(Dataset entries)
*** Block opens ***

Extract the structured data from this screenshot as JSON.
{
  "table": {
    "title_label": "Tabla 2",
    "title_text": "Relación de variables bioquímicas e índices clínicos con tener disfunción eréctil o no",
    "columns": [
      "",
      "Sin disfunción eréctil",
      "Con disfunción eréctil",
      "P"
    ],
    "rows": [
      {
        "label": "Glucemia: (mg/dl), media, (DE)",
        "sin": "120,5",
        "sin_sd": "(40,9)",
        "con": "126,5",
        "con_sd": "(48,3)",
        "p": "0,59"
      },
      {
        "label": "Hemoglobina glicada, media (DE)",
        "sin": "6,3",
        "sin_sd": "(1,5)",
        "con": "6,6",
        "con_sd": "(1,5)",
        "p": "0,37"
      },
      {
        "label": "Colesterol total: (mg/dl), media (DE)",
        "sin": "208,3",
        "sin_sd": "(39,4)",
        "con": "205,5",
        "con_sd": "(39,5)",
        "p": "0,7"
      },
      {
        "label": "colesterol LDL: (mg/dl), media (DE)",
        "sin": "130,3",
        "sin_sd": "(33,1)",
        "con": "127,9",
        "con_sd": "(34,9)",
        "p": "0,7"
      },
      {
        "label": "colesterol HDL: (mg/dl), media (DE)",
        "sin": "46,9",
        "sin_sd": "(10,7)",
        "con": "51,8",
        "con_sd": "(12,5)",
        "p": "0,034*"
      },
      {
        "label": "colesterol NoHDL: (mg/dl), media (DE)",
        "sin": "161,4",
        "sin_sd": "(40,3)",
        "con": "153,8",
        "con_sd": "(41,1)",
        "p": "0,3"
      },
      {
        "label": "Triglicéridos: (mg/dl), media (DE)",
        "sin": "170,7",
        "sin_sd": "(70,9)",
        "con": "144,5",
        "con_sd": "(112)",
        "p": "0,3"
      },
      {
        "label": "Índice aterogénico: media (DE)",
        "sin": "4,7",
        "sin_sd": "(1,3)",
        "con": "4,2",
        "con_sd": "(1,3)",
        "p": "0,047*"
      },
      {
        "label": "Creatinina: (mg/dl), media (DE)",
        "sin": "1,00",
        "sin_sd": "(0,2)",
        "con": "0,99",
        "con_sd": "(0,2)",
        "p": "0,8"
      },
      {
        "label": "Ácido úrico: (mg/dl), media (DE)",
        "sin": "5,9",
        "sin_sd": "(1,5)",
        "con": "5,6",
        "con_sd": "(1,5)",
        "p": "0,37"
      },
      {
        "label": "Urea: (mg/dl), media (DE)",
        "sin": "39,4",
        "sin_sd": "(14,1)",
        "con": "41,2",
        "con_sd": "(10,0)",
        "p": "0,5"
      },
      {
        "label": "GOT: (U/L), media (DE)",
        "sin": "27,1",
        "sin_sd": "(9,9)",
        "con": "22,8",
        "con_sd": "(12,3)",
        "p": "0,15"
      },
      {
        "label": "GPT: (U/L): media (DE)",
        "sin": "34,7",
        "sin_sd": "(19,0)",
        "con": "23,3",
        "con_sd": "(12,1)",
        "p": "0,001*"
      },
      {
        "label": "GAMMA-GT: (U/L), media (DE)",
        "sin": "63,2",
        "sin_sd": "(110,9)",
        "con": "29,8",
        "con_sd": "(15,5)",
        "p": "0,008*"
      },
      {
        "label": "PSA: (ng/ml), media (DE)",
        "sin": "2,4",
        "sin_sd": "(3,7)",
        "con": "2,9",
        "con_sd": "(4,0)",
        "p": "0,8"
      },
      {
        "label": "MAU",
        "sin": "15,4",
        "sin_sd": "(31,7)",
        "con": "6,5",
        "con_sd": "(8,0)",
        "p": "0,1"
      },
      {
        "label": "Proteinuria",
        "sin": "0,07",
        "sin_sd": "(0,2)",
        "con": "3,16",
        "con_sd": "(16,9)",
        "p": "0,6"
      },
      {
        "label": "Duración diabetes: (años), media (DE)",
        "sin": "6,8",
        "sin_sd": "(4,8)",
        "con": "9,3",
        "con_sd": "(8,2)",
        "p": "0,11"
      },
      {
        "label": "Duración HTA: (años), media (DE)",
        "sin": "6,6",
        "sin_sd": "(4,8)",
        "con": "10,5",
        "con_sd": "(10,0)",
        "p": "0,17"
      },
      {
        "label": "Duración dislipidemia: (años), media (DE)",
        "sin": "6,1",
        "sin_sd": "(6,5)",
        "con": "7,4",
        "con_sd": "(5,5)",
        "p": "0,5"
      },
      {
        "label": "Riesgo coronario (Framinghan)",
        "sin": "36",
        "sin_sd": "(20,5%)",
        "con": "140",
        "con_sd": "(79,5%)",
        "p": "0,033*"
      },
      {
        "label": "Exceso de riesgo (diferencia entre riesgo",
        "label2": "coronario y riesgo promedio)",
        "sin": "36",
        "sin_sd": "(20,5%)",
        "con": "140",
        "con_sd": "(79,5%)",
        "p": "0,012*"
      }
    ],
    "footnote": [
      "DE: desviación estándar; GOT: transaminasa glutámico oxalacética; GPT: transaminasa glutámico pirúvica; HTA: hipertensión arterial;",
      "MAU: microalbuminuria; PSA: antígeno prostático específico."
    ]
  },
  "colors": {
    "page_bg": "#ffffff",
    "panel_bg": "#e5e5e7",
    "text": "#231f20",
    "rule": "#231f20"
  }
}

*** Block closes ***

*Work to complete:*
Your reply must be the entries above, returned word for word.

*Task answer:*
Extract the structured data from this screenshot as JSON.
{
  "table": {
    "title_label": "Tabla 2",
    "title_text": "Relación de variables bioquímicas e índices clínicos con tener disfunción eréctil o no",
    "columns": [
      "",
      "Sin disfunción eréctil",
      "Con disfunción eréctil",
      "P"
    ],
    "rows": [
      {
        "label": "Glucemia: (mg/dl), media, (DE)",
        "sin": "120,5",
        "sin_sd": "(40,9)",
        "con": "126,5",
        "con_sd": "(48,3)",
        "p": "0,59"
      },
      {
        "label": "Hemoglobina glicada, media (DE)",
        "sin": "6,3",
        "sin_sd": "(1,5)",
        "con": "6,6",
        "con_sd": "(1,5)",
        "p": "0,37"
      },
      {
        "label": "Colesterol total: (mg/dl), media (DE)",
        "sin": "208,3",
        "sin_sd": "(39,4)",
        "con": "205,5",
        "con_sd": "(39,5)",
        "p": "0,7"
      },
      {
        "label": "colesterol LDL: (mg/dl), media (DE)",
        "sin": "130,3",
        "sin_sd": "(33,1)",
        "con": "127,9",
        "con_sd": "(34,9)",
        "p": "0,7"
      },
      {
        "label": "colesterol HDL: (mg/dl), media (DE)",
        "sin": "46,9",
        "sin_sd": "(10,7)",
        "con": "51,8",
        "con_sd": "(12,5)",
        "p": "0,034*"
      },
      {
        "label": "colesterol NoHDL: (mg/dl), media (DE)",
        "sin": "161,4",
        "sin_sd": "(40,3)",
        "con": "153,8",
        "con_sd": "(41,1)",
        "p": "0,3"
      },
      {
        "label": "Triglicéridos: (mg/dl), media (DE)",
        "sin": "170,7",
        "sin_sd": "(70,9)",
        "con": "144,5",
        "con_sd": "(112)",
        "p": "0,3"
      },
      {
        "label": "Índice aterogénico: media (DE)",
        "sin": "4,7",
        "sin_sd": "(1,3)",
        "con": "4,2",
        "con_sd": "(1,3)",
        "p": "0,047*"
      },
      {
        "label": "Creatinina: (mg/dl), media (DE)",
        "sin": "1,00",
        "sin_sd": "(0,2)",
        "con": "0,99",
        "con_sd": "(0,2)",
        "p": "0,8"
      },
      {
        "label": "Ácido úrico: (mg/dl), media (DE)",
        "sin": "5,9",
        "sin_sd": "(1,5)",
        "con": "5,6",
        "con_sd": "(1,5)",
        "p": "0,37"
      },
      {
        "label": "Urea: (mg/dl), media (DE)",
        "sin": "39,4",
        "sin_sd": "(14,1)",
        "con": "41,2",
        "con_sd": "(10,0)",
        "p": "0,5"
      },
      {
        "label": "GOT: (U/L), media (DE)",
        "sin": "27,1",
        "sin_sd": "(9,9)",
        "con": "22,8",
        "con_sd": "(12,3)",
        "p": "0,15"
      },
      {
        "label": "GPT: (U/L): media (DE)",
        "sin": "34,7",
        "sin_sd": "(19,0)",
        "con": "23,3",
        "con_sd": "(12,1)",
        "p": "0,001*"
      },
      {
        "label": "GAMMA-GT: (U/L), media (DE)",
        "sin": "63,2",
        "sin_sd": "(110,9)",
        "con": "29,8",
        "con_sd": "(15,5)",
        "p": "0,008*"
      },
      {
        "label": "PSA: (ng/ml), media (DE)",
        "sin": "2,4",
        "sin_sd": "(3,7)",
        "con": "2,9",
        "con_sd": "(4,0)",
        "p": "0,8"
      },
      {
        "label": "MAU",
        "sin": "15,4",
        "sin_sd": "(31,7)",
        "con": "6,5",
        "con_sd": "(8,0)",
        "p": "0,1"
      },
      {
        "label": "Proteinuria",
        "sin": "0,07",
        "sin_sd": "(0,2)",
        "con": "3,16",
        "con_sd": "(16,9)",
        "p": "0,6"
      },
      {
        "label": "Duración diabetes: (años), media (DE)",
        "sin": "6,8",
        "sin_sd": "(4,8)",
        "con": "9,3",
        "con_sd": "(8,2)",
        "p": "0,11"
      },
      {
        "label": "Duración HTA: (años), media (DE)",
        "sin": "6,6",
        "sin_sd": "(4,8)",
        "con": "10,5",
        "con_sd": "(10,0)",
        "p": "0,17"
      },
      {
        "label": "Duración dislipidemia: (años), media (DE)",
        "sin": "6,1",
        "sin_sd": "(6,5)",
        "con": "7,4",
        "con_sd": "(5,5)",
        "p": "0,5"
      },
      {
        "label": "Riesgo coronario (Framinghan)",
        "sin": "36",
        "sin_sd": "(20,5%)",
        "con": "140",
        "con_sd": "(79,5%)",
        "p": "0,033*"
      },
      {
        "label": "Exceso de riesgo (diferencia entre riesgo",
        "label2": "coronario y riesgo promedio)",
        "sin": "36",
        "sin_sd": "(20,5%)",
        "con": "140",
        "con_sd": "(79,5%)",
        "p": "0,012*"
      }
    ],
    "footnote": [
      "DE: desviación estándar; GOT: transaminasa glutámico oxalacética; GPT: transaminasa glutámico pirúvica; HTA: hipertensión arterial;",
      "MAU: microalbuminuria; PSA: antígeno prostático específico."
    ]
  },
  "colors": {
    "page_bg": "#ffffff",
    "panel_bg": "#e5e5e7",
    "text": "#231f20",
    "rule": "#231f20"
  }
}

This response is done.